== Data

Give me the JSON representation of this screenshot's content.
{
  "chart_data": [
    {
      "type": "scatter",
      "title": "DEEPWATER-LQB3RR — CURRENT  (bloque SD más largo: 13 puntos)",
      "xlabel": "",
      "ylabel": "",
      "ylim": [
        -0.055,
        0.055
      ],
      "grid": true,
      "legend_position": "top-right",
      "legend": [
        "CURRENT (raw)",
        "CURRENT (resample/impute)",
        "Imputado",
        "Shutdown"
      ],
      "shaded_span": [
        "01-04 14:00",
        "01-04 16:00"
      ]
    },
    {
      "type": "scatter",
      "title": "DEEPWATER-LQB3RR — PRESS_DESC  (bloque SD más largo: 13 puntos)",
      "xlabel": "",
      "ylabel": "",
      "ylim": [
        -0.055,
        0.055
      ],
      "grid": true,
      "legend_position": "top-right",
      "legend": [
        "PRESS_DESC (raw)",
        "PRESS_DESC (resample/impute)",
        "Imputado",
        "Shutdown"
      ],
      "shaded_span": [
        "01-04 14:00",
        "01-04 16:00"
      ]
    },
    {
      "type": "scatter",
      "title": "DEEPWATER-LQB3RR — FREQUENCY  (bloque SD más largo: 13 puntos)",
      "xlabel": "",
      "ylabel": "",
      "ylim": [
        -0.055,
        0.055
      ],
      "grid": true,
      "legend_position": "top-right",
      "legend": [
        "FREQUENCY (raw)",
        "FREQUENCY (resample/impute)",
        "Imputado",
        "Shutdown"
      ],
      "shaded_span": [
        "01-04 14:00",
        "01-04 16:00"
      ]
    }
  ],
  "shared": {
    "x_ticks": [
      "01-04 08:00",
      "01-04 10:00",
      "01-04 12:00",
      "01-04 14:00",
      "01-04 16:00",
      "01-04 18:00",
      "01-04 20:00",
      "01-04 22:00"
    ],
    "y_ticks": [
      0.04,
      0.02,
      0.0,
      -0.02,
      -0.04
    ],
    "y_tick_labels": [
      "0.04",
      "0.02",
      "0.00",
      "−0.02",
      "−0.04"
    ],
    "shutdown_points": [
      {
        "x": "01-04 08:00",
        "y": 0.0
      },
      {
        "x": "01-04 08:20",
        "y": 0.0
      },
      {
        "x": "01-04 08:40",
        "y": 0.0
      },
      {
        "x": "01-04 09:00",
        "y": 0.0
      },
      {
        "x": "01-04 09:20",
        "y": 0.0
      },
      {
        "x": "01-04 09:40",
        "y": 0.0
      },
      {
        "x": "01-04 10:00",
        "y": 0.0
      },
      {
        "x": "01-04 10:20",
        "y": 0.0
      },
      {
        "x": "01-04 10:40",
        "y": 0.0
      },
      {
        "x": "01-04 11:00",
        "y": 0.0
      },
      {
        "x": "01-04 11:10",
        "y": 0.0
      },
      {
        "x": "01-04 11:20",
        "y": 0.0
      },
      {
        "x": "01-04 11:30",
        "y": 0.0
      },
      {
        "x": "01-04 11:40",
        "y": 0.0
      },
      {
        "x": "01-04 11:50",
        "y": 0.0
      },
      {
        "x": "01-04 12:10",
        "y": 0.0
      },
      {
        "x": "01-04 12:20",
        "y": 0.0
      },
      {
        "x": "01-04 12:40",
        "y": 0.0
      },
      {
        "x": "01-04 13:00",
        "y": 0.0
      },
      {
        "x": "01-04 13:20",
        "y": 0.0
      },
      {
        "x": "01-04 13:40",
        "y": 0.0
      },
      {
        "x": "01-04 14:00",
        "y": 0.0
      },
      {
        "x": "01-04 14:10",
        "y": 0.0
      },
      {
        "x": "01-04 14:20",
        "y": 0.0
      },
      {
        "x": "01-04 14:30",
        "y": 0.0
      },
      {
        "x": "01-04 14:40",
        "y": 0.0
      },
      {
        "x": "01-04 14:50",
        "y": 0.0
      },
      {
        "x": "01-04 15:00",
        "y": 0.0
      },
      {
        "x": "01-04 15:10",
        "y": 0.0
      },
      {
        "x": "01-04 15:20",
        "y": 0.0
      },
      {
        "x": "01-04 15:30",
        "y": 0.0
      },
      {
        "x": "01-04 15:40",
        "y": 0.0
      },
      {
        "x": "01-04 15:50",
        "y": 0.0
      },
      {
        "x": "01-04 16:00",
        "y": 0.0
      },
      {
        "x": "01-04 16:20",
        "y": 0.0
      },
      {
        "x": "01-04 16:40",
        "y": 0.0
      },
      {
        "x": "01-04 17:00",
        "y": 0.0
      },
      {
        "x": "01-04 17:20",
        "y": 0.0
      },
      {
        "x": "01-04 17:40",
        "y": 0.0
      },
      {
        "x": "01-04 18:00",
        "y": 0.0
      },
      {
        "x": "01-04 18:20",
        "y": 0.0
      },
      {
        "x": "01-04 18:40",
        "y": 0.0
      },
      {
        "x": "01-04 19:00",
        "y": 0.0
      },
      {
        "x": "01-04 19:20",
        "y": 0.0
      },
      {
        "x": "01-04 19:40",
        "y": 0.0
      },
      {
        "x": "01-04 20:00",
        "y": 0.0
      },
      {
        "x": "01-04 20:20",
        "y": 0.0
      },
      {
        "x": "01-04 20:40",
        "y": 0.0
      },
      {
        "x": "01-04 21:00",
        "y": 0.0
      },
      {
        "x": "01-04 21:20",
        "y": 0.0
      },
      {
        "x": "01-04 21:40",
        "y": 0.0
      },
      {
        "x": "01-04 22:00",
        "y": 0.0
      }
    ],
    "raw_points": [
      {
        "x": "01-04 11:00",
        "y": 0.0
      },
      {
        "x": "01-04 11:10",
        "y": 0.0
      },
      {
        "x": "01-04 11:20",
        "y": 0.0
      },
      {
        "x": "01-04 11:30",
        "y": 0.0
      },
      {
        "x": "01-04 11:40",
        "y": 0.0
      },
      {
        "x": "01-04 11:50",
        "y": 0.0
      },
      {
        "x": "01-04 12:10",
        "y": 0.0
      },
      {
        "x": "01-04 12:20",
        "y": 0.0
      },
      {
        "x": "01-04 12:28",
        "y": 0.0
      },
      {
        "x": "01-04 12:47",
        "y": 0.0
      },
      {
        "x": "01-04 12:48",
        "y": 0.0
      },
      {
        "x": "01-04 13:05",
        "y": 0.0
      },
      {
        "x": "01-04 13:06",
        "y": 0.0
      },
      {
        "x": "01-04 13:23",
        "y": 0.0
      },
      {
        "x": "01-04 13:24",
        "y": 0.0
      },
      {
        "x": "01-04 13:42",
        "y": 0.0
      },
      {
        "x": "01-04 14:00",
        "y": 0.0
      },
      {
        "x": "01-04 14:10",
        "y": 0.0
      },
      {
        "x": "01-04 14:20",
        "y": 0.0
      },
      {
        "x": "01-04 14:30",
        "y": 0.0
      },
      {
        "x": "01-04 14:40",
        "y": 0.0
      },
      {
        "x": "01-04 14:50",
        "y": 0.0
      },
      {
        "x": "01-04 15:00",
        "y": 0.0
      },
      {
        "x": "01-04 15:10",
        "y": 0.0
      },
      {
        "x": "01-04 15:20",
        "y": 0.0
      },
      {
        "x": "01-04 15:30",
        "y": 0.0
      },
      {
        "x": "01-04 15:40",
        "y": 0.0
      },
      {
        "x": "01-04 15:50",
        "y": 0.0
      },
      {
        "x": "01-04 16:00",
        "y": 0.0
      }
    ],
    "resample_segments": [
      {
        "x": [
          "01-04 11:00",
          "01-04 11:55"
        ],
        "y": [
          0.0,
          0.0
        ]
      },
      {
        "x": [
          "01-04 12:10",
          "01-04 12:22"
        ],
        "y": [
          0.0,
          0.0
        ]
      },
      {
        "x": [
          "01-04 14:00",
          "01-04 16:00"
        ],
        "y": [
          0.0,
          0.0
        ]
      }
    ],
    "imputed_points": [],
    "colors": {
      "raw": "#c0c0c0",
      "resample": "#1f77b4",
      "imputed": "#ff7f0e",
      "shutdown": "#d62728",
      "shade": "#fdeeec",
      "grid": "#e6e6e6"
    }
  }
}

====

Look through the entries and find each line that has the string "FREQUENCY". Copy those lines.

      "title": "DEEPWATER-LQB3RR — FREQUENCY  (bloque SD más largo: 13 puntos)",
        "FREQUENCY (raw)",
        "FREQUENCY (resample/impute)",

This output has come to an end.